> [Reading passage]:
## Begin
Let’s face it, finding a good camera backpack is hard to find. Now take that difficulty and multiply it by 10 when you need something that’ll be able to handle the rough outdoors and overnight camping gear.
For the longest time, I had kept my eye on a company called f-stop Gear, focused on adventure photography gear. In a lot of ways, that’s the type of photography I love – the adventure in travel. While definitely on the high end as gear is concerned, they always had a great reputation amongst photography forum guys and was always reviewed very well.
I never thought I’d get one until I randomly stumbled upon a store in Hong Kong that stocked it. I was in the Mong Kok area and my favorite camera gear building called Sim City (星際城市, 47-51 Shantung St, Hong Kong). The store, Tin Cheung had a bunch of f-stop gear on the shelf and then the gear lust juices started flowing.
I didn’t make a purchase that first visit, but I couldn’t hold myself back from visiting again. Eventually I purchased the Loka in Malibu Blue from the Mountain Series, a shallow medium ICU, 4 gatekeeper straps and a Navin. I’ll get into what these are in a sec. I came away like a kid out of a candy store and for the rest of my trip to Hong Kong, I used the backpack. The big reason around this was that I knew I’d be making an outdoor trip in a few months and that I would save on shipping, taxes, prices, currency exchange and wait time by buying it straight from the store in Hong Kong.
Fast forward a few months later for the photography and hiking trip out to Utah and Arizona, I used the Loka exclusively. It was through this trip that I really got a chance to push the backpack to its limits and really get an idea of what it’s capable of.
Overview of the gear
So it probably makes sense to first introduce the actual bag and the various add ons that I purchased. Let’s do that first.
The Loka is f-stop gear’s entry into mountain backpacks. They also have the Guru and Kenti in the Mountain Series but I would consider those day backpacks more for street photography. Since my purchase, f-stop has also introduced the Loka UL which is a lighter version of mine but I won’t get into that today.
All the general information and specs for the Loka can be found on f-stop’s Loka product page. My bag is in a beautiful Malibu Blue. The color does stand out but that perfectly jives with all my outdoor hiking gear. I’ve never really seen any other camera bag in this vibrant blue. Love it!
## End
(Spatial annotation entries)
## Begin
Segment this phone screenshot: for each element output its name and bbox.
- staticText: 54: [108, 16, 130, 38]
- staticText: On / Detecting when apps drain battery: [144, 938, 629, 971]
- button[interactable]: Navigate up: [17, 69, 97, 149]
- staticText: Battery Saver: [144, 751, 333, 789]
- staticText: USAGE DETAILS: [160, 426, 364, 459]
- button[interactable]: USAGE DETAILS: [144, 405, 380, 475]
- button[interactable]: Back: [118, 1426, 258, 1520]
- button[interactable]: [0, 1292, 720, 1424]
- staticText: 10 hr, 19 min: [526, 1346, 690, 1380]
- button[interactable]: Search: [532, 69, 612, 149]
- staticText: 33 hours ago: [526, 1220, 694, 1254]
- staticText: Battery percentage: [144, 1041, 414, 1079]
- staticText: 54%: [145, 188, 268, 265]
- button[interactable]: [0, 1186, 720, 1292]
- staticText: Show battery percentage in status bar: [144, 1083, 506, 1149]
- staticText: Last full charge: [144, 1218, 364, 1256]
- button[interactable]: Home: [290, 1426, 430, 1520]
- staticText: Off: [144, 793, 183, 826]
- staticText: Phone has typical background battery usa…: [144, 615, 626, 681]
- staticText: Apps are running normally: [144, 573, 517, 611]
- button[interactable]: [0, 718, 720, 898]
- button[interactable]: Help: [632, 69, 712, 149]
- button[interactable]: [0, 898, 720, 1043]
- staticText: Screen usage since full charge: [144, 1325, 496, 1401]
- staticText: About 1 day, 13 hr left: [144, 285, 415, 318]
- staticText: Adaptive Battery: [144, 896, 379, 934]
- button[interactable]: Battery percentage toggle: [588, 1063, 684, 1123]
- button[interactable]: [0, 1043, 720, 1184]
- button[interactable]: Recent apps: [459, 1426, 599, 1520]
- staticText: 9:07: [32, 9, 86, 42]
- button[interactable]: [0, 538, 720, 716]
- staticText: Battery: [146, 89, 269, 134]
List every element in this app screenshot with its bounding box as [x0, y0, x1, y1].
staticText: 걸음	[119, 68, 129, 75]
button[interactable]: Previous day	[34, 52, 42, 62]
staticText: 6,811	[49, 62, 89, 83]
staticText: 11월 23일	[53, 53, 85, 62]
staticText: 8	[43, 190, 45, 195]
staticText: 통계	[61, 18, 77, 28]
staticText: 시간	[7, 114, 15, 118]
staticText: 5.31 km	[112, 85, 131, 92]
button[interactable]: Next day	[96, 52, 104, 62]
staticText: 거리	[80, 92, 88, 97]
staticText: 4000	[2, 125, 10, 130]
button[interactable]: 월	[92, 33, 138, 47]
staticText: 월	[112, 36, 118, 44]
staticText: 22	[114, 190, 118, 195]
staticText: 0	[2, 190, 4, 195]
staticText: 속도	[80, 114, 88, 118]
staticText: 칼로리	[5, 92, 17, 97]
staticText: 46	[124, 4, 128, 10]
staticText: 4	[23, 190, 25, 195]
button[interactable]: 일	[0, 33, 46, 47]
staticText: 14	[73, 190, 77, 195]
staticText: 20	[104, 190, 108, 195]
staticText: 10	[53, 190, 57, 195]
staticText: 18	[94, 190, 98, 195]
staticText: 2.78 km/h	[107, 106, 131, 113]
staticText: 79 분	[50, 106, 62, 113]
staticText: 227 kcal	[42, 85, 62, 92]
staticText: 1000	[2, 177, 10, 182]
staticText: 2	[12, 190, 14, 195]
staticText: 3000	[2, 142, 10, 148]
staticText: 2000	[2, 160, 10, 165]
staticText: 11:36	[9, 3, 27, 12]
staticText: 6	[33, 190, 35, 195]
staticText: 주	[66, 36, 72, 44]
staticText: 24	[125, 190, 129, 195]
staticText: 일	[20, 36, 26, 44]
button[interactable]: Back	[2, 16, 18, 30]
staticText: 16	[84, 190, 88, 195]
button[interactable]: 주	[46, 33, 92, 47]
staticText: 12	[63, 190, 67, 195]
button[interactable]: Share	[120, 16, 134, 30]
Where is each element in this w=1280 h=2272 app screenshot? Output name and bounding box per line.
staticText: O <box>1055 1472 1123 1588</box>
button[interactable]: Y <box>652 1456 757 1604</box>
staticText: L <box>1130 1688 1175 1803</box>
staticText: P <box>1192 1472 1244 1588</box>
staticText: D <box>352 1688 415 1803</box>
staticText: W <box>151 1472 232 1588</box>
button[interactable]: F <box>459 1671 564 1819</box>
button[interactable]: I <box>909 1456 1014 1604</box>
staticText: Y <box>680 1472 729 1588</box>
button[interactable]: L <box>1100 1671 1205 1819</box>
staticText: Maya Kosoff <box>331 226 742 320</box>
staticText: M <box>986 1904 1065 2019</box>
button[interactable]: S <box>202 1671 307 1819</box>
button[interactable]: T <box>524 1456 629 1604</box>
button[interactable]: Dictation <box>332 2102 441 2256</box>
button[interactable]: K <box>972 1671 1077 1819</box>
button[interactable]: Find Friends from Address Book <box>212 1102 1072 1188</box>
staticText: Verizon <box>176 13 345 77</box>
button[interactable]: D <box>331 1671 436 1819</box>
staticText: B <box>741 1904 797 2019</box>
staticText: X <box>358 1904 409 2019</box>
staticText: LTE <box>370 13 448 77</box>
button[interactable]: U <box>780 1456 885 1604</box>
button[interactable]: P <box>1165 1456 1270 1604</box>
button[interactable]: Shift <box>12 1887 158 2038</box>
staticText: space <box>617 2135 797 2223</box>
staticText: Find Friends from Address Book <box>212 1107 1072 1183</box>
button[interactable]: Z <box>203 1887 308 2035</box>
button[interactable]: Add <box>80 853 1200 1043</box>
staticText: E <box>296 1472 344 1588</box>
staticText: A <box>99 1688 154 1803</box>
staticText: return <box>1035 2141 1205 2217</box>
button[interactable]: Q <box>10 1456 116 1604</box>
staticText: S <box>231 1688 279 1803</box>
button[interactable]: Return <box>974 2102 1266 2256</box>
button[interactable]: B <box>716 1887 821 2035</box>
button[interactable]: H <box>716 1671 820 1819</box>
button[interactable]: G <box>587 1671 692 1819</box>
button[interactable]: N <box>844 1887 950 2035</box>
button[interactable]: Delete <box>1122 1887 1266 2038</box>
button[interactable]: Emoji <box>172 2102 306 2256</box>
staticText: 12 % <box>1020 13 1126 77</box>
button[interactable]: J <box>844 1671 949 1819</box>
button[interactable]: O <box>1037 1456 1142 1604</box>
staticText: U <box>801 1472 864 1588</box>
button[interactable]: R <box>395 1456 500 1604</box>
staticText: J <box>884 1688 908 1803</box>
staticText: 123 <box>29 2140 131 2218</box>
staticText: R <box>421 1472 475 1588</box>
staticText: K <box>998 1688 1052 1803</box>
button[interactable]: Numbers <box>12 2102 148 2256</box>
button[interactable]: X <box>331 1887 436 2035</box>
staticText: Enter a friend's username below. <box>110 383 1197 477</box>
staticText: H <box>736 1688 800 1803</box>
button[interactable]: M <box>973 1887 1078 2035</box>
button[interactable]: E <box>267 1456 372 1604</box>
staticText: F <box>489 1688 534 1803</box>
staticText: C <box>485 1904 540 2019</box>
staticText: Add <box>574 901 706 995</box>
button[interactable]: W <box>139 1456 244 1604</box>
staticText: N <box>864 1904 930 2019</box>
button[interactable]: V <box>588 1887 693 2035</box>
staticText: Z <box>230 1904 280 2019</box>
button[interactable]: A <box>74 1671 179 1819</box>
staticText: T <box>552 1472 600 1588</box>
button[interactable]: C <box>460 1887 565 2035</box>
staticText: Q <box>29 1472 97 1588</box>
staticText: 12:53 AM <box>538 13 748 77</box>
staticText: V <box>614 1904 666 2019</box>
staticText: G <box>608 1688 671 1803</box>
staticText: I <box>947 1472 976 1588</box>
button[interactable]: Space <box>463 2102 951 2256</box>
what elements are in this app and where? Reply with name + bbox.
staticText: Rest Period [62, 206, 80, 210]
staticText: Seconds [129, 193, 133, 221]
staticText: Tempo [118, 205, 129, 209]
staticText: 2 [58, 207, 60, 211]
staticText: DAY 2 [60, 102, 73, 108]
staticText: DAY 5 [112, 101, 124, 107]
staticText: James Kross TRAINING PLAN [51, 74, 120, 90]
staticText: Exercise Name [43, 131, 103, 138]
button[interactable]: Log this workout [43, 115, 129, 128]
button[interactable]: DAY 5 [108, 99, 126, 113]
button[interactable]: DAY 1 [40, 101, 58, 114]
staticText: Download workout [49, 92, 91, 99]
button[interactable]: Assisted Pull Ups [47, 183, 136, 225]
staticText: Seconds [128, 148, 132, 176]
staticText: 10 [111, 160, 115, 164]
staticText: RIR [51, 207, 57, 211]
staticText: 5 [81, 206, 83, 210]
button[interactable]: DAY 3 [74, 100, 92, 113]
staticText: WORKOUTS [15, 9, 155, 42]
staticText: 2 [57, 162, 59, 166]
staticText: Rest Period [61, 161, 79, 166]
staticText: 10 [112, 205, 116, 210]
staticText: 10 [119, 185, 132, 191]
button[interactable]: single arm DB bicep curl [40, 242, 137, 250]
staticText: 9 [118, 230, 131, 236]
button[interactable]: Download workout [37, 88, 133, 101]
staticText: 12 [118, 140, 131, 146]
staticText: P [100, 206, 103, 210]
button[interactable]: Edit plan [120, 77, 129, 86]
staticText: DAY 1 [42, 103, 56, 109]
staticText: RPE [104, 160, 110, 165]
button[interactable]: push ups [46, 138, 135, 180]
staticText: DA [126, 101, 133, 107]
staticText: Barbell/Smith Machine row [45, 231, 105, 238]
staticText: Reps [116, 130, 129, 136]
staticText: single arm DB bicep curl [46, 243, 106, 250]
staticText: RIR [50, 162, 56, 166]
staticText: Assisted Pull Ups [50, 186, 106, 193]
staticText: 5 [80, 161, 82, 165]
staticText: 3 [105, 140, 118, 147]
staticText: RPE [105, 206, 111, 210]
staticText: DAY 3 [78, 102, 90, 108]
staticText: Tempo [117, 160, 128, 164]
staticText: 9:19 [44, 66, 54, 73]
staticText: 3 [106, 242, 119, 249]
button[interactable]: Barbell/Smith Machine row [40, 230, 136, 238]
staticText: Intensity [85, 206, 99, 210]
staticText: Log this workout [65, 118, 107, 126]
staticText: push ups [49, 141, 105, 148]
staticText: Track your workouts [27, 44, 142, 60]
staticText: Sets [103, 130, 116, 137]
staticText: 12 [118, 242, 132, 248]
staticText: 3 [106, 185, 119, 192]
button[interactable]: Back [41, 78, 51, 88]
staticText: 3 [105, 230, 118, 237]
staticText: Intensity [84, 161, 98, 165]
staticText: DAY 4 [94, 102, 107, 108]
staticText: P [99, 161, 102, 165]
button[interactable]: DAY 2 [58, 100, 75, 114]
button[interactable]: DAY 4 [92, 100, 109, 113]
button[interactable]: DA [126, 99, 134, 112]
## End
> [Problem details]:
Go on with the camera backpack review from the point where it stops, before the records.

> [Response below]:
- 37 liter capacity
- By itself, 1.56kg/3.45lbs
- Meets international carry on size specifications
- Designed to fit up to a Large Pro ICU
- Aluminum internal frame on the back side to keep everything supported and to distribute the weight load
- EVA padded waist and shoulder pads for comfort
- DWR treated, 330D double Ripstop Nylon with 1500mm Polyurethane coating which really means it’s built like a tank and will only rip under crazy circumstances
- Heavy duty zippers
- Can fit up to a 13″ laptop
- Has a spot for your hydration bladder and hole for the tube to come out
- MOLLE attachment system to be used with add ons like the Navin
- Tons of hooks, rings, straps, cords and clips for miscellaneous attachment of stuff
- Lots of pocket space for storage of various camera or other gear
- Designed with photography in mind so having side slots for tripods
- Designed for the outdoors as well with bungee cords to hold hiking poles, Hepalon (thick rubberized) base for extra waterproof-ness and abrasion protection when placing on the ground, as well as the ability to strap on a skis
I took the Loka outside today and snapped quite a few shots of the bag.
Products from Amazon.com
Okay so what’s this ICU business? So this is one of the big value propisitions of f-stop backpacks. Most of the Mountain Series is built upon this idea that the bags themselves are just a shell. To be able to hold camera gear, you need to purchase an ICU of your choosing. The advantage of this model is that you can pick the size of ICU that suits your needs. Things range from large to small and thick to shallow.
With the ICU, it’s fully removable so you can use it as a standalone module to carry camera gear, or you can fit it into a different bag (preferably f-stop as well) depending on your trip needs.
The ICUs are designed more or less the same way as a lot of other camera bags out there. It’s a square or rectangular internally padded box that has adjustable velcro dividers that allow you to design any layout that you desire. They also come with nice elastic pieces that velcro over the different dividers to really help keep your gear in place.
I know I know, why isn’t my Micro Four Thirds gear in there? My last trip to Utah and Arizona was with my DSLR gear and I hadn’t really moved things out since so that’s why it’s still in there. With M43, I probably could’ve gotten away with a small shallow ICU but hey I wanted the flexibility of handling both systems.
So one thing you’ll realize with the Loka is that it is back side access. That means that you have to take off the backpack, put it on the ground to access your camera gear. It’s designed this way because it makes sense when you’re carrying gear for long distances, your gear is most protected this way and I get that. A lot of the other heavy duty bags out there for cameras are done in the same way.
That being said, the one drawback of this is that there’s no way to access your camera gear when you’ve got the backpack on your back. For me this was an issue especially because I knew I’d want to take photos on the fly. That’s how I ended up with a Navin to go along with everything.
- Designed to accommodate up to a pro-sumer body, mounted to a Pro-wide angle zoom lens (13cm long)
- Two (2) D-rings accept optional shoulder strap
- Accepts optional GateKeeper system for chest mounting
- MOLLE attachment system allows users to attach to belt or backpack side panel
- 8mm foam padding
- Weatherproof Hypalon® top panel
- Two (2) zipper access side pockets
- Three mounting and carry options – waist, shoulder, chest
There’s not too much information about the Navin so I hope this’ll be able to clear the air on what it is and how it would work for most people.
As a stand alone, the Navin isn’t particularly useful. It has a small little handle at the top that fits a few fingers through and that’s about it. It has some peculiar velcro straps in the back but that’s it. You have to buy another shoulder strap piece to make this work on it’s own as a mini camera sling bag but at that point i’d be looking at some sort of messenger.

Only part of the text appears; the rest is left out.